Stored records
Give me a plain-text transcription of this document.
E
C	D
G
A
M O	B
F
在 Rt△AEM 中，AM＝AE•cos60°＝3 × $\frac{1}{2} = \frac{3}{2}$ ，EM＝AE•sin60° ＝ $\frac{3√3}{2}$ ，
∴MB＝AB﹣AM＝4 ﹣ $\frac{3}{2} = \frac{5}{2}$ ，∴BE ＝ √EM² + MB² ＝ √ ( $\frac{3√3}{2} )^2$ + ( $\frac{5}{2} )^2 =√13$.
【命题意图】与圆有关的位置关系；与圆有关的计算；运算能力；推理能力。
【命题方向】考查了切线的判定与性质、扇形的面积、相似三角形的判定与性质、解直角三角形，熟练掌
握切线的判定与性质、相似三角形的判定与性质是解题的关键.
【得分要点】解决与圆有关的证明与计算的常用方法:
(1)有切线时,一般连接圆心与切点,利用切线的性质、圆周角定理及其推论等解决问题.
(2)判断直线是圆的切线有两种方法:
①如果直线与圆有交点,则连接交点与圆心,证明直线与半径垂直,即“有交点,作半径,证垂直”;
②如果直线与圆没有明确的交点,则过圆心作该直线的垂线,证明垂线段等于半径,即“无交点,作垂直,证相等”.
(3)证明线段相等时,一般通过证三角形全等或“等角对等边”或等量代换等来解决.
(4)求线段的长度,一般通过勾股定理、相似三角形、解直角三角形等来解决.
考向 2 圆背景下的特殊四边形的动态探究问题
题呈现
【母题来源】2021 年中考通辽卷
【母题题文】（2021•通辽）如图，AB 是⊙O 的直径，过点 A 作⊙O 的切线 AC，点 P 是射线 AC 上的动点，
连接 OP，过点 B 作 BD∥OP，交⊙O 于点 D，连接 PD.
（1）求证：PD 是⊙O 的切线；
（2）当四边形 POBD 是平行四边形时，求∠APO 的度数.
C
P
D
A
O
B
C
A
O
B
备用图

What you will do
Each line of the material must be restated exactly.

Exercise response
Give me a plain-text transcription of this document.
E
C	D
G
A
M O	B
F
在 Rt△AEM 中，AM＝AE•cos60°＝3 × $\frac{1}{2} = \frac{3}{2}$ ，EM＝AE•sin60° ＝ $\frac{3√3}{2}$ ，
∴MB＝AB﹣AM＝4 ﹣ $\frac{3}{2} = \frac{5}{2}$ ，∴BE ＝ √EM² + MB² ＝ √ ( $\frac{3√3}{2} )^2$ + ( $\frac{5}{2} )^2 =√13$.
【命题意图】与圆有关的位置关系；与圆有关的计算；运算能力；推理能力。
【命题方向】考查了切线的判定与性质、扇形的面积、相似三角形的判定与性质、解直角三角形，熟练掌
握切线的判定与性质、相似三角形的判定与性质是解题的关键.
【得分要点】解决与圆有关的证明与计算的常用方法:
(1)有切线时,一般连接圆心与切点,利用切线的性质、圆周角定理及其推论等解决问题.
(2)判断直线是圆的切线有两种方法:
①如果直线与圆有交点,则连接交点与圆心,证明直线与半径垂直,即“有交点,作半径,证垂直”;
②如果直线与圆没有明确的交点,则过圆心作该直线的垂线,证明垂线段等于半径,即“无交点,作垂直,证相等”.
(3)证明线段相等时,一般通过证三角形全等或“等角对等边”或等量代换等来解决.
(4)求线段的长度,一般通过勾股定理、相似三角形、解直角三角形等来解决.
考向 2 圆背景下的特殊四边形的动态探究问题
题呈现
【母题来源】2021 年中考通辽卷
【母题题文】（2021•通辽）如图，AB 是⊙O 的直径，过点 A 作⊙O 的切线 AC，点 P 是射线 AC 上的动点，
连接 OP，过点 B 作 BD∥OP，交⊙O 于点 D，连接 PD.
（1）求证：PD 是⊙O 的切线；
（2）当四边形 POBD 是平行四边形时，求∠APO 的度数.
C
P
D
A
O
B
C
A
O
B
备用图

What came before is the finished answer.